§ OBJECTIVE: Search the material below for the string "JSON" and extract each line that has it.

§ PROVIDED ENTRIES:
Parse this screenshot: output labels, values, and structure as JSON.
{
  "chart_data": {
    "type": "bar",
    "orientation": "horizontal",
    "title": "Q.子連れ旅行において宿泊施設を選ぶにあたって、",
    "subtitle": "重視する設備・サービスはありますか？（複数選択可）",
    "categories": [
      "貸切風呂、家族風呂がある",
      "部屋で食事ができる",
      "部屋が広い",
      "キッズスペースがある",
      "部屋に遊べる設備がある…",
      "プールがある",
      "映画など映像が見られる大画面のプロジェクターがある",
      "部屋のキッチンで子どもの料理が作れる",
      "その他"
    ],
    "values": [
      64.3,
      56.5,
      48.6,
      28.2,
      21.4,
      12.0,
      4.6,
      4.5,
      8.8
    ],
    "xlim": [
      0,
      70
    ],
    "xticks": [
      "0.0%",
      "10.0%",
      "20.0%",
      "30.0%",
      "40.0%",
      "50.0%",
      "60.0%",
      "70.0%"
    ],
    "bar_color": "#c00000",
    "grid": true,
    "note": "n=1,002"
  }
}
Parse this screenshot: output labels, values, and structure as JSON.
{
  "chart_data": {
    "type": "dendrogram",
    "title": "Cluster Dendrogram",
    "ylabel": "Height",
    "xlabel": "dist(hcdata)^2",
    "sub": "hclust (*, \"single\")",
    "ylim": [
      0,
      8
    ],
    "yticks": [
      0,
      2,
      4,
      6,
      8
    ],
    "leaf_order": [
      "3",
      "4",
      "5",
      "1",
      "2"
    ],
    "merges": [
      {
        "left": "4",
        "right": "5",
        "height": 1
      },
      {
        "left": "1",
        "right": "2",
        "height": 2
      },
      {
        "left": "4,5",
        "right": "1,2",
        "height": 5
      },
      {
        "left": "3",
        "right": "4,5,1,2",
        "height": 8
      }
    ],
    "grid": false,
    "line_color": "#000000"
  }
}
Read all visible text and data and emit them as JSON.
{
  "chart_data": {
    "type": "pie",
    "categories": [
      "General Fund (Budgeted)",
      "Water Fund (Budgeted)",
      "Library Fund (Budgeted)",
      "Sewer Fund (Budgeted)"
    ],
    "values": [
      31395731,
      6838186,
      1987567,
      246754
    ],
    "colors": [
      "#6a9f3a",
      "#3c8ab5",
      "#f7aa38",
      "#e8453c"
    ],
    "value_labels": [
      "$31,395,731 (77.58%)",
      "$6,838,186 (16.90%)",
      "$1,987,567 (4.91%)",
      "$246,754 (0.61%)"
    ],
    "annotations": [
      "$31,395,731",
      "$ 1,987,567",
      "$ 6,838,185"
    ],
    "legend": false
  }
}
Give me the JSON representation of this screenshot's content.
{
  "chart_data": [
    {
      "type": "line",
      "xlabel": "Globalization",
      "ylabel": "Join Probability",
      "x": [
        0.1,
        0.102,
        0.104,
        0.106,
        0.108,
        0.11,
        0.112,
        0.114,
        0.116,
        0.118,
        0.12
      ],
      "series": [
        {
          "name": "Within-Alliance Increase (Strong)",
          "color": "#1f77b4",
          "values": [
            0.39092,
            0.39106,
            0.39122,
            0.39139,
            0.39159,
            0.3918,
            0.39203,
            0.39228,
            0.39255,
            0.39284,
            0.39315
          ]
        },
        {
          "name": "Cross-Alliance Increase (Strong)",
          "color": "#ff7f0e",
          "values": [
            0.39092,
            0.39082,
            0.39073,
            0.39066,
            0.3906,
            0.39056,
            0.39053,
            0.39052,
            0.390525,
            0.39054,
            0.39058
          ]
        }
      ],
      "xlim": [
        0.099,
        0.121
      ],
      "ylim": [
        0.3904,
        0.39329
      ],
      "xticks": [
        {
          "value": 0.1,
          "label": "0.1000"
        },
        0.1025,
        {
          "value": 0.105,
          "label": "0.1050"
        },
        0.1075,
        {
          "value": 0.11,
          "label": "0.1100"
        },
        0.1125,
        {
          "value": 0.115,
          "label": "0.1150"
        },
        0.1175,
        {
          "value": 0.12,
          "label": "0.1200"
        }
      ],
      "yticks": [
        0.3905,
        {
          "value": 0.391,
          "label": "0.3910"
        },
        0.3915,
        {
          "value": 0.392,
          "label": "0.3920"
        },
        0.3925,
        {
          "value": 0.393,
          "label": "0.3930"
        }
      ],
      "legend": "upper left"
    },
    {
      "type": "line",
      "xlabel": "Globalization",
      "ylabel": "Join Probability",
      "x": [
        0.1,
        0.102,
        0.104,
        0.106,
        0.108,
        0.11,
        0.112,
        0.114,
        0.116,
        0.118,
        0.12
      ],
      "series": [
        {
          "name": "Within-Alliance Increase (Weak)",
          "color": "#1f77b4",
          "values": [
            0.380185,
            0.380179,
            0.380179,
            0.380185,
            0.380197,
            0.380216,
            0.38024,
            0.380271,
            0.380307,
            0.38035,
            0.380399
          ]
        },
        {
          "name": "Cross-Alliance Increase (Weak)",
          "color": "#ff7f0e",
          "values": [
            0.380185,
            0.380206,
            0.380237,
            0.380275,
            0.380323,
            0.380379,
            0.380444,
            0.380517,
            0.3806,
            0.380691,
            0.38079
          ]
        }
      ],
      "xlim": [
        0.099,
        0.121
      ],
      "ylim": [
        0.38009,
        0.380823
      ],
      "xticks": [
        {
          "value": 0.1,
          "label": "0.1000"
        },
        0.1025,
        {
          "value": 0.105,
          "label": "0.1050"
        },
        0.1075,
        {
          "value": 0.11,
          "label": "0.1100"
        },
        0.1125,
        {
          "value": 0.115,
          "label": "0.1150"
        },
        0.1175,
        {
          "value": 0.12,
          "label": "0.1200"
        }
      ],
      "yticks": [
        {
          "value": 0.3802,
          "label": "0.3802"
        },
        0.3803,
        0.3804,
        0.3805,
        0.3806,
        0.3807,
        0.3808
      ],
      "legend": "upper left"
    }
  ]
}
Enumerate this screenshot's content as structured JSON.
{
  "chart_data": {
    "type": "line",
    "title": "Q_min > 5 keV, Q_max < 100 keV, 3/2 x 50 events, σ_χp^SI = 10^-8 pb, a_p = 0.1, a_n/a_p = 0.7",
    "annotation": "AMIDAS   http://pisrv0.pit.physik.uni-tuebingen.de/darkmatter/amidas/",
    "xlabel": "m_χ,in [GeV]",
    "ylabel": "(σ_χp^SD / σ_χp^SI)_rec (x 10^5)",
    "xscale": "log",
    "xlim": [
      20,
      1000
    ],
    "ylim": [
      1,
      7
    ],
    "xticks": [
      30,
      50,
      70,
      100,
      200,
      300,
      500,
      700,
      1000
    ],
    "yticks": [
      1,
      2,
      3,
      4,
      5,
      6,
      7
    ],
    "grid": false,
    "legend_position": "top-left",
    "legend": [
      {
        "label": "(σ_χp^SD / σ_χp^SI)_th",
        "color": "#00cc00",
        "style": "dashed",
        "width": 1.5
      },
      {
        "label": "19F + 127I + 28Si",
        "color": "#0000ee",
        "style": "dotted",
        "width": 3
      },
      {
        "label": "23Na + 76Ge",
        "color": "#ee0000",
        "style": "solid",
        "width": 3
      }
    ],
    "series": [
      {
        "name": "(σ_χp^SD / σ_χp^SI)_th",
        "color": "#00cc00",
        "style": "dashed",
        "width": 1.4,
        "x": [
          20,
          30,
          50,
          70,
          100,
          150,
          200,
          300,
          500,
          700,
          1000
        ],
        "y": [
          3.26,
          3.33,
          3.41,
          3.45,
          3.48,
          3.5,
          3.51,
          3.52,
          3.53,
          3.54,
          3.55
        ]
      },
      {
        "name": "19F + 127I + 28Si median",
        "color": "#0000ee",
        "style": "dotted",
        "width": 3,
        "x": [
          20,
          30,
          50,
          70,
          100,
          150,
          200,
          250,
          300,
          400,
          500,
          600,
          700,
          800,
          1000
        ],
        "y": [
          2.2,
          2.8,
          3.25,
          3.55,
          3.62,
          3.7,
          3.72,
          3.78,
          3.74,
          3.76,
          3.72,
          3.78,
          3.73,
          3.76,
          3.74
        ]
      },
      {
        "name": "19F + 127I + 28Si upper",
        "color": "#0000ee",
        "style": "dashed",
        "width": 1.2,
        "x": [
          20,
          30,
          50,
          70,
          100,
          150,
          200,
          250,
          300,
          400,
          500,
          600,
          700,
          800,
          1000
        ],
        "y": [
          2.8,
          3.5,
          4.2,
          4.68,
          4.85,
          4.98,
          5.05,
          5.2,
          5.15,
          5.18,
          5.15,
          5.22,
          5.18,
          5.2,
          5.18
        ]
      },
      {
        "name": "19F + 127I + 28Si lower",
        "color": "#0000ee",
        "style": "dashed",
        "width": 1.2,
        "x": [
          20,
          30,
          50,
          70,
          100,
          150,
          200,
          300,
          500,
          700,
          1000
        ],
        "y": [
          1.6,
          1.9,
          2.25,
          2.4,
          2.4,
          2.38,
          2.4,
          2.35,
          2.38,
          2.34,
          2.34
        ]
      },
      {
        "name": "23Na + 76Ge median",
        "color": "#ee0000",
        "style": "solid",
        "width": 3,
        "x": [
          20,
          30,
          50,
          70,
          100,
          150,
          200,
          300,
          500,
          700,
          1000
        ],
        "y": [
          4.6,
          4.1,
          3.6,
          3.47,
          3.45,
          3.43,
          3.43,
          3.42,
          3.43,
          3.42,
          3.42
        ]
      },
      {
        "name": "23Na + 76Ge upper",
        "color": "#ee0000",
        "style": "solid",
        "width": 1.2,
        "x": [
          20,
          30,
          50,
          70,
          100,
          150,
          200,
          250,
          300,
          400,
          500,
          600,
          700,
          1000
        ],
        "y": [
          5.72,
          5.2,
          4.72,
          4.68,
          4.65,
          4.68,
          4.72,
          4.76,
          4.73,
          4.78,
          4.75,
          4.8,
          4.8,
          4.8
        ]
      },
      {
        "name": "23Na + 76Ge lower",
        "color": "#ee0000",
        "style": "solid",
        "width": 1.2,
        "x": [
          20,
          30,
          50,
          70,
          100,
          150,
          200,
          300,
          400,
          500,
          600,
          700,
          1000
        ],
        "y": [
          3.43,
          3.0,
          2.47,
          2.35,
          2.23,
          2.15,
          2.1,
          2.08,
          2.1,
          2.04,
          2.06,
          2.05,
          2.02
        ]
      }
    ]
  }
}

§ EXERCISE RESULT:
Parse this screenshot: output labels, values, and structure as JSON.
Parse this screenshot: output labels, values, and structure as JSON.
Read all visible text and data and emit them as JSON.
Give me the JSON representation of this screenshot's content.
Enumerate this screenshot's content as structured JSON.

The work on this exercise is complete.